## What is needed:
Show all lines of the listing that hold the word "محترم".
---------- Supplied material
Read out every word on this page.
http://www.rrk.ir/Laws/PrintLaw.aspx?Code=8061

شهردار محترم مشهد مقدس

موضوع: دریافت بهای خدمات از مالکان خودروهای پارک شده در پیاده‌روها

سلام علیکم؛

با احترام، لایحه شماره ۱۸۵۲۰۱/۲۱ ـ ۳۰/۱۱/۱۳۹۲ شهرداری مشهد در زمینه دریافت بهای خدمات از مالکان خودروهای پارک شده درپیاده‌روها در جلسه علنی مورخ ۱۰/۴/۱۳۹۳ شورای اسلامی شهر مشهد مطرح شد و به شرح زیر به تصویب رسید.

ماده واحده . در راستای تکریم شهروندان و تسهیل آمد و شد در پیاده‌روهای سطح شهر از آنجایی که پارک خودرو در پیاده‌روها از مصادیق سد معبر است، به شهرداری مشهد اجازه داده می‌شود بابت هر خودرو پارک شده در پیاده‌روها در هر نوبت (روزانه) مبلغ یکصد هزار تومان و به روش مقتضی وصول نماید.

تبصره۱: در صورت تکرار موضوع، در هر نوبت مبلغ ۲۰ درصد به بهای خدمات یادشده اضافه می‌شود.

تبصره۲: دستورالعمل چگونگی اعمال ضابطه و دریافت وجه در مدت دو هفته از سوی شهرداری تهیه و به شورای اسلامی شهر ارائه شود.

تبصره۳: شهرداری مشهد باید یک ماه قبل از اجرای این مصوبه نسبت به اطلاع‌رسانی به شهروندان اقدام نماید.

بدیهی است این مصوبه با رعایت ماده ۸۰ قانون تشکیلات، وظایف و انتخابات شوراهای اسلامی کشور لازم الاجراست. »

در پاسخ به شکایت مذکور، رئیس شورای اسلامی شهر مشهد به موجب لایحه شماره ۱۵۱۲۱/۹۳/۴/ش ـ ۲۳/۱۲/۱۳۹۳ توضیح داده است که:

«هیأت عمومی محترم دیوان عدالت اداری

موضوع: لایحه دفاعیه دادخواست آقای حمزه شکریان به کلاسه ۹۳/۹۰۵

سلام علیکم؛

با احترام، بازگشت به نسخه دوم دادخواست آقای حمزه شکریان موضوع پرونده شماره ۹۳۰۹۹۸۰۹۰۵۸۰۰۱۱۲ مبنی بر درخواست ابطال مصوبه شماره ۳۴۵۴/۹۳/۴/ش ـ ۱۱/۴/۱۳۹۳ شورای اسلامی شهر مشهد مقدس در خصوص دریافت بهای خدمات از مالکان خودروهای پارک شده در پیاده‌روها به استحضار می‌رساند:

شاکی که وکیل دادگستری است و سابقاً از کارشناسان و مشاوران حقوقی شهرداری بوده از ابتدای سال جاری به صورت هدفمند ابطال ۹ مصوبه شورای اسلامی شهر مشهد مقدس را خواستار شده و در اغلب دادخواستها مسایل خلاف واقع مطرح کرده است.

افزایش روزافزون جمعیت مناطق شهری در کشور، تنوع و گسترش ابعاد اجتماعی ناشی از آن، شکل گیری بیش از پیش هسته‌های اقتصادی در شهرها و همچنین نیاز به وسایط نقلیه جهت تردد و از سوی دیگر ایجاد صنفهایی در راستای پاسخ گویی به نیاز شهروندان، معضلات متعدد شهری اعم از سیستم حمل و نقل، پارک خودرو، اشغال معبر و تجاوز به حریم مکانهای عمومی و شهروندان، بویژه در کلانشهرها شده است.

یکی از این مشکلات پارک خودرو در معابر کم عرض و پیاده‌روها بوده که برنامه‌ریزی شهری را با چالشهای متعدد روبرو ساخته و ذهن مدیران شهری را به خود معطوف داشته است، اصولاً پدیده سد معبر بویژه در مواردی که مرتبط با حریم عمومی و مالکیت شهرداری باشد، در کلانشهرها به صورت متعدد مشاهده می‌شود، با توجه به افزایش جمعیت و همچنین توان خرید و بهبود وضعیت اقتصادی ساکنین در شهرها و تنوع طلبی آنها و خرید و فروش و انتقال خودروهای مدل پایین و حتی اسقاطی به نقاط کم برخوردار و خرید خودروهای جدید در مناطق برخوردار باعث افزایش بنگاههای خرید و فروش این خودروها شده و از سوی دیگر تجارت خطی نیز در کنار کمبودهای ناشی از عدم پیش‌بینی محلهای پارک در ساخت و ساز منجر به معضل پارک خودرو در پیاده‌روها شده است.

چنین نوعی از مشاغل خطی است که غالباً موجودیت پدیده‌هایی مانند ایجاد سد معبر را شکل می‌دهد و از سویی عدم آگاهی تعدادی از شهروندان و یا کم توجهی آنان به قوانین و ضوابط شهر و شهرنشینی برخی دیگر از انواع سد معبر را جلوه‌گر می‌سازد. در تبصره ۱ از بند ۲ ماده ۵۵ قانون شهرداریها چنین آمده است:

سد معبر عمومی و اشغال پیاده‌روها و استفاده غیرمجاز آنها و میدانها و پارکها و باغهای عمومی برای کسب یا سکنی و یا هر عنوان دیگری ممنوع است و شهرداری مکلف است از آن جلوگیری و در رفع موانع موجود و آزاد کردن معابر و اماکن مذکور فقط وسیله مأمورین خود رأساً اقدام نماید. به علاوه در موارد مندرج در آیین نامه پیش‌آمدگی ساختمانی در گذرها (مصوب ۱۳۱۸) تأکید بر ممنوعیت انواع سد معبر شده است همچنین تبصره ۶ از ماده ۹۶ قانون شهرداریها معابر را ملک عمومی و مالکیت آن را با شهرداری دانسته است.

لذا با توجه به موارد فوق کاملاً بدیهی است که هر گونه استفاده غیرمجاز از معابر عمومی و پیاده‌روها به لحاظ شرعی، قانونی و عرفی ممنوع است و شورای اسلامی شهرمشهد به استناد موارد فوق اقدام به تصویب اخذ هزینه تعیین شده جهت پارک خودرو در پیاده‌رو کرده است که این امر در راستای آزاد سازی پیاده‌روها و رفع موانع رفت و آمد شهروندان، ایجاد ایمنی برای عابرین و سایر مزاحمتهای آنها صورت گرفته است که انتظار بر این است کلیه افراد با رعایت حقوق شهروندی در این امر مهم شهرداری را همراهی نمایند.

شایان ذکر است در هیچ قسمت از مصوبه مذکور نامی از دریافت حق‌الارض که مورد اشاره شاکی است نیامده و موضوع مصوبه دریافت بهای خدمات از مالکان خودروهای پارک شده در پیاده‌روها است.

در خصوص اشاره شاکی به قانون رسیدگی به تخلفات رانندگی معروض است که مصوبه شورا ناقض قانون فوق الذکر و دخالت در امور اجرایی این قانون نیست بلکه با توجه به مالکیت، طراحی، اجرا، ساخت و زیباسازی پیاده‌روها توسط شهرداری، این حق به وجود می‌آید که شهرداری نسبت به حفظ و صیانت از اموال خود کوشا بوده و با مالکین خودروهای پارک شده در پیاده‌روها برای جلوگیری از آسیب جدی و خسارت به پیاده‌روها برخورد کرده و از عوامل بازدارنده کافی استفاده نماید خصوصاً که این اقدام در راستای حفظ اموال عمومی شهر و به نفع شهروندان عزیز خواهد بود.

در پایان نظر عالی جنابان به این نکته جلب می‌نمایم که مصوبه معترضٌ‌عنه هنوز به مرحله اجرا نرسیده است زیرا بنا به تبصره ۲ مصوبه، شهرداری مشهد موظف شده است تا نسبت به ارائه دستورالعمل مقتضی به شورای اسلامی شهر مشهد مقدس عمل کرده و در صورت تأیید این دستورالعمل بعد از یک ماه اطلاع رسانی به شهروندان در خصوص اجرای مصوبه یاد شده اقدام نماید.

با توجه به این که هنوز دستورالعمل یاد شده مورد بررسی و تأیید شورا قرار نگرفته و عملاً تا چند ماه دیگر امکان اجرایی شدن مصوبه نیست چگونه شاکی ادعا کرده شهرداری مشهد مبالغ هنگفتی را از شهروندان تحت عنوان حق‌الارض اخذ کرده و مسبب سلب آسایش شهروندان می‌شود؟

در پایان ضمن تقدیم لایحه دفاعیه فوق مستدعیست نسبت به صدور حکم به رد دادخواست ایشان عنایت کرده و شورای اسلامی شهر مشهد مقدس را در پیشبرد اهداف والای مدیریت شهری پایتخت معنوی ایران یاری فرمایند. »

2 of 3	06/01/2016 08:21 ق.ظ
--------------------
## Final result:
شهردار محترم مشهد مقدس
«هیأت عمومی محترم دیوان عدالت اداری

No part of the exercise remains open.